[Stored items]
====

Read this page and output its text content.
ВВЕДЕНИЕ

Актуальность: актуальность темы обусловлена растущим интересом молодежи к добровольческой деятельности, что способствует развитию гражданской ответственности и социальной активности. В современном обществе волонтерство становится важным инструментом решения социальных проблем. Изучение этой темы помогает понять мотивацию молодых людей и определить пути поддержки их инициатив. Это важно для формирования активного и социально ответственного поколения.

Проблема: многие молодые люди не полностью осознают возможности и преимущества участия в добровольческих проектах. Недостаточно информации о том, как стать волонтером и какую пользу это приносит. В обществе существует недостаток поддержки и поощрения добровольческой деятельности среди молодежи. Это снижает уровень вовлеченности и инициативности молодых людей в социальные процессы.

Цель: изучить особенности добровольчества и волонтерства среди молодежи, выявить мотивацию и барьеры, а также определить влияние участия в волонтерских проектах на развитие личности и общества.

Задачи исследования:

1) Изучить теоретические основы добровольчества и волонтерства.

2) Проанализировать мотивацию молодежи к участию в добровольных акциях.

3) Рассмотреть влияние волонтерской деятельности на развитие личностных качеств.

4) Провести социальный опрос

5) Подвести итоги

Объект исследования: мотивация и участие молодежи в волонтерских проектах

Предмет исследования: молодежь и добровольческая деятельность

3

====

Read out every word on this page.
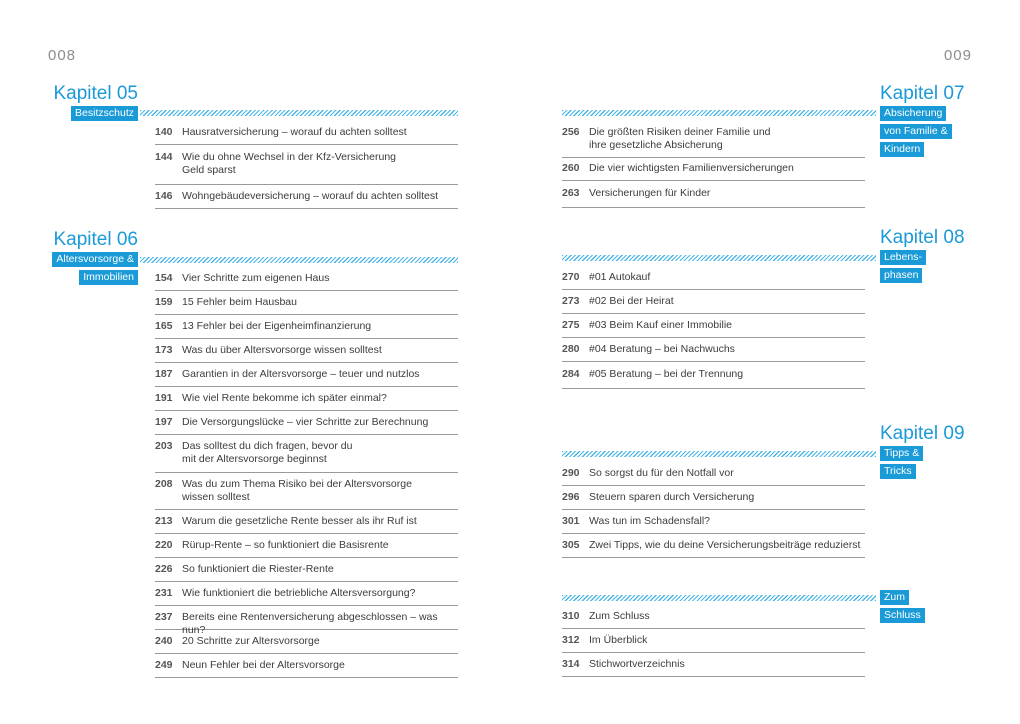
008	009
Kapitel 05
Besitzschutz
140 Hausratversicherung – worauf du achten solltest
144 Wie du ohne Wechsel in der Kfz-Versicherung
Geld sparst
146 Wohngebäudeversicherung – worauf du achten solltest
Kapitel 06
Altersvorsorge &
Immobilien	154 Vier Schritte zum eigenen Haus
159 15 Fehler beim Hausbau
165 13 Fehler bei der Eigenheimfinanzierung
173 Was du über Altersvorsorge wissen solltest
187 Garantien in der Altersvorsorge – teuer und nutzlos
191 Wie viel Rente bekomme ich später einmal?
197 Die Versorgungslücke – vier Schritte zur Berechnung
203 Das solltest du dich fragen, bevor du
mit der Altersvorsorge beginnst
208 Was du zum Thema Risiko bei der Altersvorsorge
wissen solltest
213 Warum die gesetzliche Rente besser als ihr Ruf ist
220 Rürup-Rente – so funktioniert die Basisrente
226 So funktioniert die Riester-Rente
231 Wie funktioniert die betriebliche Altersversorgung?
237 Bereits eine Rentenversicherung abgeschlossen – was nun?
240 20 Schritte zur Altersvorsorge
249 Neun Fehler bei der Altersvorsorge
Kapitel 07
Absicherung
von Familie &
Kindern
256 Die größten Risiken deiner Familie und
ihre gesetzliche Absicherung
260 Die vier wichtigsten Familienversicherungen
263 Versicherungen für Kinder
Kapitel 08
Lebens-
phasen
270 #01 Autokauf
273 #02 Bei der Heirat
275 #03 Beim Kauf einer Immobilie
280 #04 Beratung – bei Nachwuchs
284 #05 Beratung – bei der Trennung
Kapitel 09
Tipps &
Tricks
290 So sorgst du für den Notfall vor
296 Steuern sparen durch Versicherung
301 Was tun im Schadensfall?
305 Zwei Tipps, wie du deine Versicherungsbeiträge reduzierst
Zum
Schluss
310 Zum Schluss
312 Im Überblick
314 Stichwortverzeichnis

====

■ **Brief**
In the entries above, count every line containing the word "участия". Write only the total.

■ **Exercise response**
2